▶ _Exercise objective_
Look over the entries that follow and work out how many lines contain "YCustPingTimeout". State the number only.

▶ _Data shown_
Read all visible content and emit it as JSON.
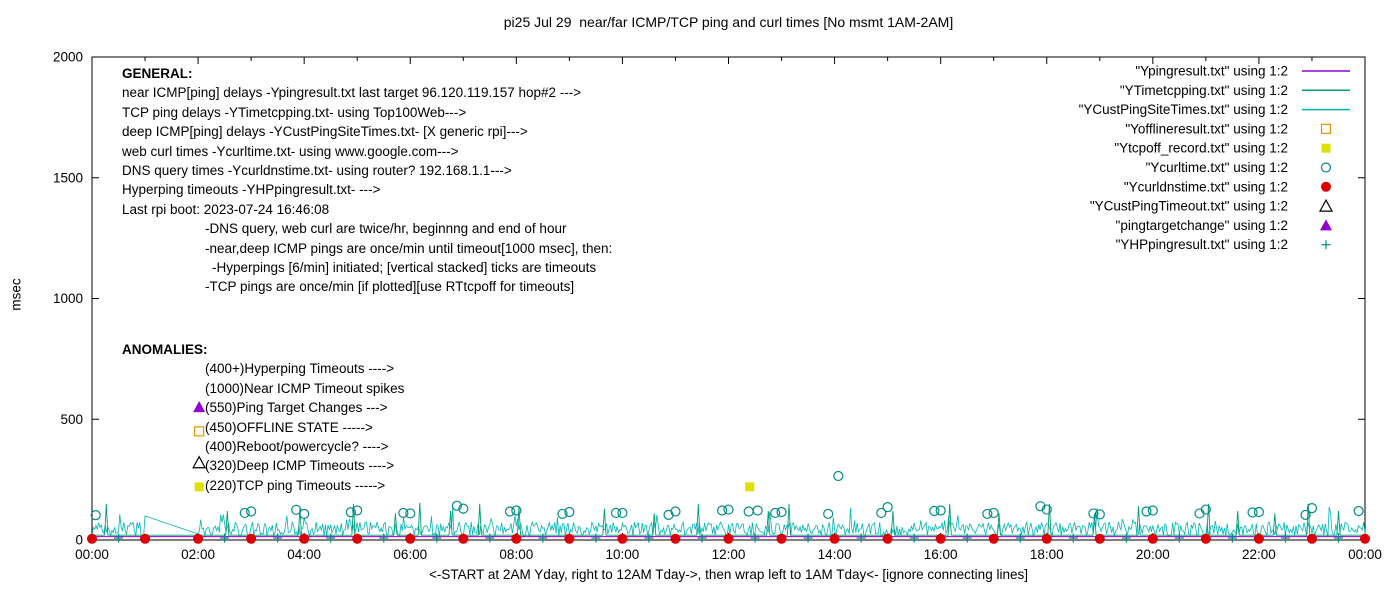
{
  "chart_data": {
    "type": "line",
    "title": "pi25 Jul 29  near/far ICMP/TCP ping and curl times [No msmt 1AM-2AM]",
    "xlabel": "<-START at 2AM Yday, right to 12AM Tday->, then wrap left to 1AM Tday<- [ignore connecting lines]",
    "ylabel": "msec",
    "ylim": [
      0,
      2000
    ],
    "xlim_hours": [
      0,
      24
    ],
    "grid": false,
    "legend_position": "top-right",
    "y_ticks": [
      0,
      500,
      1000,
      1500,
      2000
    ],
    "x_ticks": [
      {
        "h": 0,
        "label": "00:00"
      },
      {
        "h": 2,
        "label": "02:00"
      },
      {
        "h": 4,
        "label": "04:00"
      },
      {
        "h": 6,
        "label": "06:00"
      },
      {
        "h": 8,
        "label": "08:00"
      },
      {
        "h": 10,
        "label": "10:00"
      },
      {
        "h": 12,
        "label": "12:00"
      },
      {
        "h": 14,
        "label": "14:00"
      },
      {
        "h": 16,
        "label": "16:00"
      },
      {
        "h": 18,
        "label": "18:00"
      },
      {
        "h": 20,
        "label": "20:00"
      },
      {
        "h": 22,
        "label": "22:00"
      },
      {
        "h": 24,
        "label": "00:00"
      }
    ],
    "legend": [
      {
        "label": "\"Ypingresult.txt\" using 1:2",
        "sample": "line",
        "color": "#9400d3"
      },
      {
        "label": "\"YTimetcpping.txt\" using 1:2",
        "sample": "line",
        "color": "#009e73"
      },
      {
        "label": "\"YCustPingSiteTimes.txt\" using 1:2",
        "sample": "line",
        "color": "#00b5b5"
      },
      {
        "label": "\"Yofflineresult.txt\" using 1:2",
        "sample": "square-open",
        "color": "#e69500"
      },
      {
        "label": "\"Ytcpoff_record.txt\" using 1:2",
        "sample": "square-filled",
        "color": "#e0e000"
      },
      {
        "label": "\"Ycurltime.txt\" using 1:2",
        "sample": "circle-open",
        "color": "#008b8b"
      },
      {
        "label": "\"Ycurldnstime.txt\" using 1:2",
        "sample": "circle-filled",
        "color": "#dd0000"
      },
      {
        "label": "\"YCustPingTimeout.txt\" using 1:2",
        "sample": "triangle-open",
        "color": "#000000"
      },
      {
        "label": "\"pingtargetchange\" using 1:2",
        "sample": "triangle-filled",
        "color": "#9400d3"
      },
      {
        "label": "\"YHPpingresult.txt\" using 1:2",
        "sample": "plus",
        "color": "#008b8b"
      }
    ],
    "annotations": {
      "general": {
        "heading": "GENERAL:",
        "lines": [
          {
            "text": "near ICMP[ping] delays -Ypingresult.txt last target 96.120.119.157 hop#2 --->",
            "indent": 0
          },
          {
            "text": "TCP ping delays -YTimetcpping.txt- using Top100Web--->",
            "indent": 0
          },
          {
            "text": "deep ICMP[ping] delays -YCustPingSiteTimes.txt- [X generic rpi]--->",
            "indent": 0
          },
          {
            "text": "web curl times -Ycurltime.txt- using www.google.com--->",
            "indent": 0
          },
          {
            "text": "DNS query times -Ycurldnstime.txt- using router? 192.168.1.1--->",
            "indent": 0
          },
          {
            "text": "Hyperping timeouts -YHPpingresult.txt- --->",
            "indent": 0
          },
          {
            "text": "Last rpi boot: 2023-07-24 16:46:08",
            "indent": 0
          },
          {
            "text": "-DNS query, web curl are twice/hr, beginnng and end of hour",
            "indent": 1
          },
          {
            "text": "-near,deep ICMP pings are once/min until timeout[1000 msec], then:",
            "indent": 1
          },
          {
            "text": "-Hyperpings [6/min] initiated; [vertical stacked] ticks are timeouts",
            "indent": 2
          },
          {
            "text": "-TCP pings are once/min [if plotted][use RTtcpoff for timeouts]",
            "indent": 1
          }
        ]
      },
      "anomalies": {
        "heading": "ANOMALIES:",
        "lines": [
          {
            "text": "(400+)Hyperping Timeouts ---->",
            "marker": null
          },
          {
            "text": "(1000)Near ICMP Timeout spikes",
            "marker": null
          },
          {
            "text": "(550)Ping Target Changes --->",
            "marker": "triangle-filled",
            "marker_color": "#9400d3",
            "marker_y": 550
          },
          {
            "text": "(450)OFFLINE STATE ----->",
            "marker": "square-open",
            "marker_color": "#e69500",
            "marker_y": 450
          },
          {
            "text": "(400)Reboot/powercycle? ---->",
            "marker": null
          },
          {
            "text": "(320)Deep ICMP Timeouts ---->",
            "marker": "triangle-open",
            "marker_color": "#000000",
            "marker_y": 320
          },
          {
            "text": "(220)TCP ping Timeouts ----->",
            "marker": "square-filled",
            "marker_color": "#e0e000",
            "marker_y": 220
          }
        ]
      }
    },
    "series": {
      "near_icmp": {
        "name": "Ypingresult.txt",
        "style": "flat-line",
        "color": "#9400d3",
        "value_msec": 14
      },
      "tcp_ping": {
        "name": "YTimetcpping.txt",
        "style": "baseline-with-spikes",
        "color": "#009e73",
        "base_msec": 20,
        "spikes": [
          [
            0.27,
            150
          ],
          [
            2.55,
            120
          ],
          [
            3.92,
            130
          ],
          [
            4.93,
            150
          ],
          [
            5.72,
            110
          ],
          [
            6.18,
            155
          ],
          [
            6.76,
            120
          ],
          [
            7.31,
            150
          ],
          [
            8.05,
            140
          ],
          [
            9.66,
            130
          ],
          [
            10.6,
            110
          ],
          [
            11.43,
            150
          ],
          [
            12.75,
            120
          ],
          [
            13.14,
            150
          ],
          [
            15.1,
            120
          ],
          [
            16.17,
            150
          ],
          [
            17.1,
            110
          ],
          [
            18.05,
            150
          ],
          [
            18.9,
            110
          ],
          [
            19.73,
            140
          ],
          [
            21.05,
            150
          ],
          [
            21.6,
            120
          ],
          [
            22.3,
            110
          ],
          [
            22.93,
            150
          ],
          [
            23.5,
            120
          ]
        ]
      },
      "deep_icmp": {
        "name": "YCustPingSiteTimes.txt",
        "style": "noisy-line",
        "color": "#00b5b5",
        "base_msec": 15,
        "jitter_msec": 60,
        "spike_extra_msec": 75,
        "points_per_hour": 40,
        "gap_hours": [
          1,
          2
        ],
        "gap_edge_msec": [
          100,
          25
        ],
        "seed": 20230729
      },
      "curl": {
        "name": "Ycurltime.txt",
        "style": "points",
        "color": "#008b8b",
        "points": [
          [
            0.07,
            103
          ],
          [
            2.88,
            112
          ],
          [
            3.0,
            118
          ],
          [
            3.85,
            125
          ],
          [
            4.0,
            108
          ],
          [
            4.88,
            115
          ],
          [
            5.0,
            122
          ],
          [
            5.87,
            112
          ],
          [
            6.0,
            110
          ],
          [
            6.88,
            142
          ],
          [
            7.0,
            130
          ],
          [
            7.88,
            118
          ],
          [
            8.0,
            122
          ],
          [
            8.87,
            108
          ],
          [
            9.0,
            116
          ],
          [
            9.88,
            112
          ],
          [
            10.0,
            112
          ],
          [
            10.87,
            104
          ],
          [
            11.0,
            118
          ],
          [
            11.88,
            122
          ],
          [
            12.0,
            126
          ],
          [
            12.38,
            118
          ],
          [
            12.55,
            122
          ],
          [
            12.88,
            112
          ],
          [
            13.0,
            116
          ],
          [
            13.88,
            108
          ],
          [
            14.07,
            265
          ],
          [
            14.88,
            112
          ],
          [
            15.0,
            136
          ],
          [
            15.88,
            120
          ],
          [
            16.0,
            122
          ],
          [
            16.88,
            108
          ],
          [
            17.0,
            112
          ],
          [
            17.88,
            140
          ],
          [
            18.0,
            126
          ],
          [
            18.88,
            110
          ],
          [
            19.0,
            106
          ],
          [
            19.88,
            118
          ],
          [
            20.0,
            122
          ],
          [
            20.88,
            110
          ],
          [
            21.0,
            126
          ],
          [
            21.88,
            114
          ],
          [
            22.0,
            116
          ],
          [
            22.88,
            104
          ],
          [
            23.0,
            132
          ],
          [
            23.88,
            120
          ]
        ]
      },
      "dns": {
        "name": "Ycurldnstime.txt",
        "style": "points",
        "color": "#dd0000",
        "value_msec": 5,
        "hours": [
          0,
          1,
          2,
          3,
          4,
          5,
          6,
          7,
          8,
          9,
          10,
          11,
          12,
          13,
          14,
          15,
          16,
          17,
          18,
          19,
          20,
          21,
          22,
          23,
          24
        ]
      },
      "tcpoff": {
        "name": "Ytcpoff_record.txt",
        "style": "points",
        "color": "#e0e000",
        "points": [
          [
            12.4,
            220
          ]
        ]
      },
      "hyperping": {
        "name": "YHPpingresult.txt",
        "style": "plus-ticks",
        "color": "#008b8b",
        "value_msec": 8,
        "hours": [
          0.5,
          2.5,
          3.5,
          4.5,
          5.5,
          6.5,
          7.5,
          8.5,
          9.5,
          10.5,
          11.5,
          12.5,
          13.5,
          14.5,
          15.5,
          16.5,
          17.5,
          18.5,
          19.5,
          20.5,
          21.5,
          22.5,
          23.5
        ]
      },
      "offline": {
        "name": "Yofflineresult.txt",
        "style": "points",
        "color": "#e69500",
        "points": []
      },
      "cust_ping_timeout": {
        "name": "YCustPingTimeout.txt",
        "style": "points",
        "color": "#000000",
        "points": []
      },
      "ping_target_change": {
        "name": "pingtargetchange",
        "style": "points",
        "color": "#9400d3",
        "points": []
      }
    }
  }
}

▶ _Response to the task_
2